Exercise aim.
Report the count of lines holding "available" in the records, with no other words.

====== Items

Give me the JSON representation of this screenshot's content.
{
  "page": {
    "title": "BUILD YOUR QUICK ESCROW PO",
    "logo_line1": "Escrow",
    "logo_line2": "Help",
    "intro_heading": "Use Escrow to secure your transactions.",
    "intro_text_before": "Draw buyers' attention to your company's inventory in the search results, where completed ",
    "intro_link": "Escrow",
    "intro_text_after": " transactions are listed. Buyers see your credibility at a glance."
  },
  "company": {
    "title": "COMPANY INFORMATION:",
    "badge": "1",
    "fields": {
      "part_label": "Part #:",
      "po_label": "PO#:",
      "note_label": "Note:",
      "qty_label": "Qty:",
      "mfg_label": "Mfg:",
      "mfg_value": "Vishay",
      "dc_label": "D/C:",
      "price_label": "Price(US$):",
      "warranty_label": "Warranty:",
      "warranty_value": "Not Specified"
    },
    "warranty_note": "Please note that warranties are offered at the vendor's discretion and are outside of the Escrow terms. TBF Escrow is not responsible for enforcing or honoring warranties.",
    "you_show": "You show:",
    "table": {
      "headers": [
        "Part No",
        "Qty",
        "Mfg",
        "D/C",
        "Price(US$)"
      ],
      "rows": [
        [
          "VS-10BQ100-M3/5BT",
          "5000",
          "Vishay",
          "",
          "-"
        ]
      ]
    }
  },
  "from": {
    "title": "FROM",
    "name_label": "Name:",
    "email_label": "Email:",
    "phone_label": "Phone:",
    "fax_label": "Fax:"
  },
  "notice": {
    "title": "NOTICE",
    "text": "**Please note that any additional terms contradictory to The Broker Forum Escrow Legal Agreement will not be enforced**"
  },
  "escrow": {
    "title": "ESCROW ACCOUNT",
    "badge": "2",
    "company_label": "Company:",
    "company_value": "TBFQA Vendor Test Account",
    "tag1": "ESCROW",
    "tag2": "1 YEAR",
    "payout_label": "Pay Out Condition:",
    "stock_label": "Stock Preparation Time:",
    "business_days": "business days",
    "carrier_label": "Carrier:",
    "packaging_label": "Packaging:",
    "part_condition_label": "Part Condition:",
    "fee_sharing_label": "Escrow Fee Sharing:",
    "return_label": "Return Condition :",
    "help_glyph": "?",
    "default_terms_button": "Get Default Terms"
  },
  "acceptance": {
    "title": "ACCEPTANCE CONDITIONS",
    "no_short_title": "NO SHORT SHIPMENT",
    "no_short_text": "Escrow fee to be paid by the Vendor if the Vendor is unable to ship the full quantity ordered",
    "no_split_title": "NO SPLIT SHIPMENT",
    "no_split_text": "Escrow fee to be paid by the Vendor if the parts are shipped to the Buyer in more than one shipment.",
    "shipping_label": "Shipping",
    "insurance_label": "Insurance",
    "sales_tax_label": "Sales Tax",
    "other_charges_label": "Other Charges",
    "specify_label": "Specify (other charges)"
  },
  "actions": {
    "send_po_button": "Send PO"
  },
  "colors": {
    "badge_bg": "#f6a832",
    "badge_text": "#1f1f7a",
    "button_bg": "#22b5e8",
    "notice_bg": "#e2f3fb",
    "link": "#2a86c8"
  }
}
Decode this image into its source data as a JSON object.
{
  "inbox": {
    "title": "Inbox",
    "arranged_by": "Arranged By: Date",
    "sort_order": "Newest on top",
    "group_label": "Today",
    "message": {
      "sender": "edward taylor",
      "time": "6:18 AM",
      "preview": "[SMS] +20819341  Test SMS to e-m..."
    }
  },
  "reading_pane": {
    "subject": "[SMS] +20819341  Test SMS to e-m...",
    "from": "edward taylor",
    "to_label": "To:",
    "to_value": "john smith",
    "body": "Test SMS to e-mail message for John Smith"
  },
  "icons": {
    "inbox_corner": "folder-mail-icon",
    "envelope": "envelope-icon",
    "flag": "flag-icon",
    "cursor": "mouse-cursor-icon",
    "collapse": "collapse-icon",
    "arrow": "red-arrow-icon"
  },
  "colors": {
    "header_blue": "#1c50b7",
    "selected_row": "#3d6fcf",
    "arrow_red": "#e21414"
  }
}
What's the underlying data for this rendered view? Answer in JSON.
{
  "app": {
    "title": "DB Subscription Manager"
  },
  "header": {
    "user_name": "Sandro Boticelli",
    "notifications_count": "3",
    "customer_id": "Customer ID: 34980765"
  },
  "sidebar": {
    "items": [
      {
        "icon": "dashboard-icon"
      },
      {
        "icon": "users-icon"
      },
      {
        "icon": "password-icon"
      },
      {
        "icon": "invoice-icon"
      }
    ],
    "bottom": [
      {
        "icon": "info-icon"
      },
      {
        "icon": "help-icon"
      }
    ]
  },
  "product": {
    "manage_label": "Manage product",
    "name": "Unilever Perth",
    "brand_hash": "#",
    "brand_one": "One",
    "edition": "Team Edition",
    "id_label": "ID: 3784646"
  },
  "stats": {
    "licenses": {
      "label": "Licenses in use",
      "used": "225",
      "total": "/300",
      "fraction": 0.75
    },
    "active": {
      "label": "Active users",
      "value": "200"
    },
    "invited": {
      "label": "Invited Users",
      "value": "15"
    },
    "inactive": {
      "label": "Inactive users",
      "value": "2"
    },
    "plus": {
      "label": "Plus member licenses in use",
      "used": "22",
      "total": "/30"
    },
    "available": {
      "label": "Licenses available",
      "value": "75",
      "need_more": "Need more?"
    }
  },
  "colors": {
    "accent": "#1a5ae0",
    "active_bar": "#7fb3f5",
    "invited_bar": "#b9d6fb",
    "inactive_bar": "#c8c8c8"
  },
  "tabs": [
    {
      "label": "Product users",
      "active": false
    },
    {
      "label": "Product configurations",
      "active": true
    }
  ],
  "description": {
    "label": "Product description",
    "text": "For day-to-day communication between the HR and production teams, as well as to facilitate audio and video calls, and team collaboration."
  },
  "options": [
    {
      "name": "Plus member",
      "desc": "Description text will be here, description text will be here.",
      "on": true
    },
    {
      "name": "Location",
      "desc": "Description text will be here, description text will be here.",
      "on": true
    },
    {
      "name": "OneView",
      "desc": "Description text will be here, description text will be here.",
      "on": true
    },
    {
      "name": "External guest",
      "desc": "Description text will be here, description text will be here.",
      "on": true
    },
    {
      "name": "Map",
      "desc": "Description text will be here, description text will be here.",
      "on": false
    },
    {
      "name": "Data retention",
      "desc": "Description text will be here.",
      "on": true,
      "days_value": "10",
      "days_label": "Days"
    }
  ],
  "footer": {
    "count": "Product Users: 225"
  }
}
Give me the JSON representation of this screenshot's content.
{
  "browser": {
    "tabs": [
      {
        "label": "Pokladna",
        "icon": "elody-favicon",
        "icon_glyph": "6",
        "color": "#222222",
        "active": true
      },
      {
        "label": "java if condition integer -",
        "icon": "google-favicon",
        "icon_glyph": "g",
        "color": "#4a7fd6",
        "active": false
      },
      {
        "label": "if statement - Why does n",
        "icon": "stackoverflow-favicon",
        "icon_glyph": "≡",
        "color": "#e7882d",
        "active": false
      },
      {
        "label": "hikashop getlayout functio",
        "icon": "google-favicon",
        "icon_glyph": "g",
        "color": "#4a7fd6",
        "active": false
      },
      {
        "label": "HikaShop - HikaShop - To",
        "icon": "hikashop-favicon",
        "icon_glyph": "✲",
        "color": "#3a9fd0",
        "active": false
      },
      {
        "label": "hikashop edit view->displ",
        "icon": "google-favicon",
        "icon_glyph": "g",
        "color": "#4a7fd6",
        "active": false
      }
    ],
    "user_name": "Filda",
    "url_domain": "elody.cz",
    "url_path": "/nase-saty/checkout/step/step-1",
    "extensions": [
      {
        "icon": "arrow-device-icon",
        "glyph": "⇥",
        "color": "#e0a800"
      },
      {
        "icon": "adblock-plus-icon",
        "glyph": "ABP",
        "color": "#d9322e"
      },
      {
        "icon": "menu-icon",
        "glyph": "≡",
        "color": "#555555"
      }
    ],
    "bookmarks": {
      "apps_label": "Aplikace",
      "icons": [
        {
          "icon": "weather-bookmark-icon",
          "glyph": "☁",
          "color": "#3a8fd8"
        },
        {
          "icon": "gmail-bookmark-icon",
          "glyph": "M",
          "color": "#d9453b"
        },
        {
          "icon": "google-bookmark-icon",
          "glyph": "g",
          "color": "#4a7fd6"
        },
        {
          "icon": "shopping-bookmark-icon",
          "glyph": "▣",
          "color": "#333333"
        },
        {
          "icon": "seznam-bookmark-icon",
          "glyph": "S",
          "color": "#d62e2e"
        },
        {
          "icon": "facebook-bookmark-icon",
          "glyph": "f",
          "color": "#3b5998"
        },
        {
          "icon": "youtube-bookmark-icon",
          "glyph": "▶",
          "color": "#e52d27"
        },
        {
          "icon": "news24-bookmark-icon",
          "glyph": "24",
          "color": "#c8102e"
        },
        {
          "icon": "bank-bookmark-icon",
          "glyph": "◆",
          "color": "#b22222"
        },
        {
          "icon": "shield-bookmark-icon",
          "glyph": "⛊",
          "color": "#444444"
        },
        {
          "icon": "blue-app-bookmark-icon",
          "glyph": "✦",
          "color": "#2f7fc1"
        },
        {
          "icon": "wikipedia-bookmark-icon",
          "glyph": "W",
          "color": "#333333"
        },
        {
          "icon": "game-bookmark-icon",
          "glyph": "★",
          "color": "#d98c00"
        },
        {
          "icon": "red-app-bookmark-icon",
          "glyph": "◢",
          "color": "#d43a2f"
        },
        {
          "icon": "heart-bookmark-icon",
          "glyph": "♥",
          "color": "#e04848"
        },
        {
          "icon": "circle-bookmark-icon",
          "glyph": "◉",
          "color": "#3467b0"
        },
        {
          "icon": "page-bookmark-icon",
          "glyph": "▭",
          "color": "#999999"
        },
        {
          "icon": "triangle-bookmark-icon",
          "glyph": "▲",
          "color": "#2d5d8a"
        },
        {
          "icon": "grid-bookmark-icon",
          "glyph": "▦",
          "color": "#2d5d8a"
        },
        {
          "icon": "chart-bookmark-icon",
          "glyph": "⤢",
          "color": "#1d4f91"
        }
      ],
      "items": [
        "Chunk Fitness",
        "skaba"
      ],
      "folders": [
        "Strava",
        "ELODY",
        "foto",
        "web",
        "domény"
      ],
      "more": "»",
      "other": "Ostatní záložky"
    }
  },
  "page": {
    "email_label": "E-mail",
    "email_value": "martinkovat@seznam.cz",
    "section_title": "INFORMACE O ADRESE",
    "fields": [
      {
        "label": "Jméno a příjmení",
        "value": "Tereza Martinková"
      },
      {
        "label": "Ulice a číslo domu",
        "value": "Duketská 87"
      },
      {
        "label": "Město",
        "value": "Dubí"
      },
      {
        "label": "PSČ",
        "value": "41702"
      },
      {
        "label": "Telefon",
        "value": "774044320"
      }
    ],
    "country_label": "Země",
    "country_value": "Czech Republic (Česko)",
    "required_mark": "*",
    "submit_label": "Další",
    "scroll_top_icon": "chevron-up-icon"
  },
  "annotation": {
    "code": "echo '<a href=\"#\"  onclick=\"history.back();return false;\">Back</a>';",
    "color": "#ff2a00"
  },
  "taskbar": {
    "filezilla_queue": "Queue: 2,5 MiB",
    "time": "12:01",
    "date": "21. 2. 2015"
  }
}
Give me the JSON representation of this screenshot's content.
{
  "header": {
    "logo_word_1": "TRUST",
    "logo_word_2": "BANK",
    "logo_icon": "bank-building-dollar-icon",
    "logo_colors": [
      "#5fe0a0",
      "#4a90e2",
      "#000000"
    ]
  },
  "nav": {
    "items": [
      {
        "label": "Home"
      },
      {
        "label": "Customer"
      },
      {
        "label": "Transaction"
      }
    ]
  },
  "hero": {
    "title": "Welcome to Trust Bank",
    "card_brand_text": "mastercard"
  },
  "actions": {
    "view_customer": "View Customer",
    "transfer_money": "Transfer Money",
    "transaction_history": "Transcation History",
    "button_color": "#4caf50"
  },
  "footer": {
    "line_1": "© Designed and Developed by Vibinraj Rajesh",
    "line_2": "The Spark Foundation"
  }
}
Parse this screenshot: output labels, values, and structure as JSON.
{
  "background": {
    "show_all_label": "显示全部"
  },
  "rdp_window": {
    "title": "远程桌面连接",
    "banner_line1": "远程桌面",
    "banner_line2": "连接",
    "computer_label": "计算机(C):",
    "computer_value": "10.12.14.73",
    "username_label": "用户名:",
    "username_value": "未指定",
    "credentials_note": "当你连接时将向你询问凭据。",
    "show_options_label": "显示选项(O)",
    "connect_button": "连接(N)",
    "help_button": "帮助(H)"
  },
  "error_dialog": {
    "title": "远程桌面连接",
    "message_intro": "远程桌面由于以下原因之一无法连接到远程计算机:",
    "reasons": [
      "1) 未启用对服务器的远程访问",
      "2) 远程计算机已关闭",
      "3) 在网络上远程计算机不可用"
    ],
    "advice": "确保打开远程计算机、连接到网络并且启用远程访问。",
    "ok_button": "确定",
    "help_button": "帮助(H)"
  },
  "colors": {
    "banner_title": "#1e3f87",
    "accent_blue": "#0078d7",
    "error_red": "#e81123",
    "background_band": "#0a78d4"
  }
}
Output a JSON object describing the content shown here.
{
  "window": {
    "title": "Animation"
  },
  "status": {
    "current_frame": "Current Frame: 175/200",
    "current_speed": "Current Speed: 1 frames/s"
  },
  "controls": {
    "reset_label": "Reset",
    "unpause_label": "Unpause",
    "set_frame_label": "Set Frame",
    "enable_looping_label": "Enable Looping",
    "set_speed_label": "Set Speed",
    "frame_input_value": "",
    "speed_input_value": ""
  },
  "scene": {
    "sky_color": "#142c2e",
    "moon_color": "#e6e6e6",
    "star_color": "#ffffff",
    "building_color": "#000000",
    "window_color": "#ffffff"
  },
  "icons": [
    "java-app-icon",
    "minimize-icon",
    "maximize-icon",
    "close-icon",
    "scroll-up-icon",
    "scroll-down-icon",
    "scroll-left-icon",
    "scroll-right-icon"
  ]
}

============

Exercise answer.
2